Print the data exactly, leaving nothing out.

Entries from a dataset:
········
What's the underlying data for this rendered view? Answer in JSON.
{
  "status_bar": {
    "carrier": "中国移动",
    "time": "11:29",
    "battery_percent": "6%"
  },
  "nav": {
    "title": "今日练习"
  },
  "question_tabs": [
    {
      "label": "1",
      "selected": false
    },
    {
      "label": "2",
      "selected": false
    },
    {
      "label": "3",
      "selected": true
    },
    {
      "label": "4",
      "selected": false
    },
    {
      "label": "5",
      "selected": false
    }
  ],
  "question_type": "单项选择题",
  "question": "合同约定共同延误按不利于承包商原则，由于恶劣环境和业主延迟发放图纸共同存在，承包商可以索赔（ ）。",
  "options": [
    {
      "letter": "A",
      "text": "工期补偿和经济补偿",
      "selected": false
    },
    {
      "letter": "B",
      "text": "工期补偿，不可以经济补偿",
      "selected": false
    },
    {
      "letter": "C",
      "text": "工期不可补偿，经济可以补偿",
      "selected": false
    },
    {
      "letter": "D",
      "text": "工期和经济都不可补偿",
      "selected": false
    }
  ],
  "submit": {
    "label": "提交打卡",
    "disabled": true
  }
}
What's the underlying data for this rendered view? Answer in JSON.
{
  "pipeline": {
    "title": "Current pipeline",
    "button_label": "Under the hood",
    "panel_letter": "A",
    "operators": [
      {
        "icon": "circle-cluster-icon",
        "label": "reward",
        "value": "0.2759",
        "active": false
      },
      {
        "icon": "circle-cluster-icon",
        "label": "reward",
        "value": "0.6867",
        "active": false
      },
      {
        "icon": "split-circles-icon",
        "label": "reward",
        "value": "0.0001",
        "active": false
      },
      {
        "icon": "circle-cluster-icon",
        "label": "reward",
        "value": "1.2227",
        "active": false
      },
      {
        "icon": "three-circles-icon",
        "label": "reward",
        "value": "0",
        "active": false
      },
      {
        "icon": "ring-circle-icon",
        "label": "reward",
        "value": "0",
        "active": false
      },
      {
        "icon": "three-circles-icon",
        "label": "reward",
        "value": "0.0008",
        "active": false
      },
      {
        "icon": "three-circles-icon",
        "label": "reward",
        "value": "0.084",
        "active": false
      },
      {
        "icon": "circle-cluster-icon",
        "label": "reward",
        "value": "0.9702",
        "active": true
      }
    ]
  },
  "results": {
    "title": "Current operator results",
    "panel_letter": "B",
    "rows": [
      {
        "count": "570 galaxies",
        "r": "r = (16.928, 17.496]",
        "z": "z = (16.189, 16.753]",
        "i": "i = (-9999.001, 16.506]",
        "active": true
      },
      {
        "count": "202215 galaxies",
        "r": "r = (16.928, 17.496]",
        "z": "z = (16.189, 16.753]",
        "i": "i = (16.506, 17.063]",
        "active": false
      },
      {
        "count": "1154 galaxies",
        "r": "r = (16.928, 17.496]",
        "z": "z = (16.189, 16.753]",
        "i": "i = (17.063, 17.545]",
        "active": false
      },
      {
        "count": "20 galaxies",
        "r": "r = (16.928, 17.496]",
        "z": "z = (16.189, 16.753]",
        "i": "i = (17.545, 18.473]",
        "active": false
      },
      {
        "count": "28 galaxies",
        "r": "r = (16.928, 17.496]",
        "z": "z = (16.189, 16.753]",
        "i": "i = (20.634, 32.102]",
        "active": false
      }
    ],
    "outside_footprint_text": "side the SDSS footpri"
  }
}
········
* **Response below**
What's the underlying data for this rendered view? Answer in JSON.
{
  "status_bar": {
    "carrier": "中国移动",
    "time": "11:29",
    "battery_percent": "6%"
  },
  "nav": {
    "title": "今日练习"
  },
  "question_tabs": [
    {
      "label": "1",
      "selected": false
    },
    {
      "label": "2",
      "selected": false
    },
    {
      "label": "3",
      "selected": true
    },
    {
      "label": "4",
      "selected": false
    },
    {
      "label": "5",
      "selected": false
    }
  ],
  "question_type": "单项选择题",
  "question": "合同约定共同延误按不利于承包商原则，由于恶劣环境和业主延迟发放图纸共同存在，承包商可以索赔（ ）。",
  "options": [
    {
      "letter": "A",
      "text": "工期补偿和经济补偿",
      "selected": false
    },
    {
      "letter": "B",
      "text": "工期补偿，不可以经济补偿",
      "selected": false
    },
    {
      "letter": "C",
      "text": "工期不可补偿，经济可以补偿",
      "selected": false
    },
    {
      "letter": "D",
      "text": "工期和经济都不可补偿",
      "selected": false
    }
  ],
  "submit": {
    "label": "提交打卡",
    "disabled": true
  }
}
What's the underlying data for this rendered view? Answer in JSON.
{
  "pipeline": {
    "title": "Current pipeline",
    "button_label": "Under the hood",
    "panel_letter": "A",
    "operators": [
      {
        "icon": "circle-cluster-icon",
        "label": "reward",
        "value": "0.2759",
        "active": false
      },
      {
        "icon": "circle-cluster-icon",
        "label": "reward",
        "value": "0.6867",
        "active": false
      },
      {
        "icon": "split-circles-icon",
        "label": "reward",
        "value": "0.0001",
        "active": false
      },
      {
        "icon": "circle-cluster-icon",
        "label": "reward",
        "value": "1.2227",
        "active": false
      },
      {
        "icon": "three-circles-icon",
        "label": "reward",
        "value": "0",
        "active": false
      },
      {
        "icon": "ring-circle-icon",
        "label": "reward",
        "value": "0",
        "active": false
      },
      {
        "icon": "three-circles-icon",
        "label": "reward",
        "value": "0.0008",
        "active": false
      },
      {
        "icon": "three-circles-icon",
        "label": "reward",
        "value": "0.084",
        "active": false
      },
      {
        "icon": "circle-cluster-icon",
        "label": "reward",
        "value": "0.9702",
        "active": true
      }
    ]
  },
  "results": {
    "title": "Current operator results",
    "panel_letter": "B",
    "rows": [
      {
        "count": "570 galaxies",
        "r": "r = (16.928, 17.496]",
        "z": "z = (16.189, 16.753]",
        "i": "i = (-9999.001, 16.506]",
        "active": true
      },
      {
        "count": "202215 galaxies",
        "r": "r = (16.928, 17.496]",
        "z": "z = (16.189, 16.753]",
        "i": "i = (16.506, 17.063]",
        "active": false
      },
      {
        "count": "1154 galaxies",
        "r": "r = (16.928, 17.496]",
        "z": "z = (16.189, 16.753]",
        "i": "i = (17.063, 17.545]",
        "active": false
      },
      {
        "count": "20 galaxies",
        "r": "r = (16.928, 17.496]",
        "z": "z = (16.189, 16.753]",
        "i": "i = (17.545, 18.473]",
        "active": false
      },
      {
        "count": "28 galaxies",
        "r": "r = (16.928, 17.496]",
        "z": "z = (16.189, 16.753]",
        "i": "i = (20.634, 32.102]",
        "active": false
      }
    ],
    "outside_footprint_text": "side the SDSS footpri"
  }
}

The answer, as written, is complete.